## TASK OBJECTIVE
Omit all images. Write out the rest of the material exactly.

## SUPPLIED RECORDS

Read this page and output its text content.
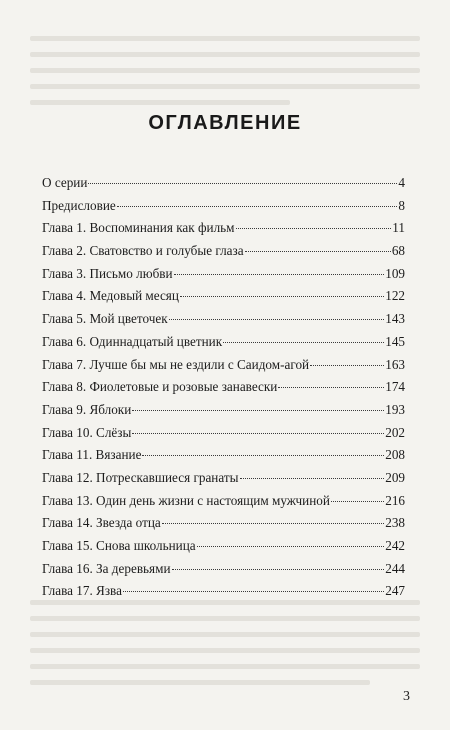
ОГЛАВЛЕНИЕ
О серии	4
Предисловие	8
Глава 1. Воспоминания как фильм	11
Глава 2. Сватовство и голубые глаза	68
Глава 3. Письмо любви	109
Глава 4. Медовый месяц	122
Глава 5. Мой цветочек	143
Глава 6. Одиннадцатый цветник	145
Глава 7. Лучше бы мы не ездили с Саидом-агой	163
Глава 8. Фиолетовые и розовые занавески	174
Глава 9. Яблоки	193
Глава 10. Слёзы	202
Глава 11. Вязание	208
Глава 12. Потрескавшиеся гранаты	209
Глава 13. Один день жизни с настоящим мужчиной	216
Глава 14. Звезда отца	238
Глава 15. Снова школьница	242
Глава 16. За деревьями	244
Глава 17. Язва	247
3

## RESPONSE FOR THIS EXERCISE
Read this page and output its text content.
ОГЛАВЛЕНИЕ
О серии	4
Предисловие	8
Глава 1. Воспоминания как фильм	11
Глава 2. Сватовство и голубые глаза	68
Глава 3. Письмо любви	109
Глава 4. Медовый месяц	122
Глава 5. Мой цветочек	143
Глава 6. Одиннадцатый цветник	145
Глава 7. Лучше бы мы не ездили с Саидом-агой	163
Глава 8. Фиолетовые и розовые занавески	174
Глава 9. Яблоки	193
Глава 10. Слёзы	202
Глава 11. Вязание	208
Глава 12. Потрескавшиеся гранаты	209
Глава 13. Один день жизни с настоящим мужчиной	216
Глава 14. Звезда отца	238
Глава 15. Снова школьница	242
Глава 16. За деревьями	244
Глава 17. Язва	247
3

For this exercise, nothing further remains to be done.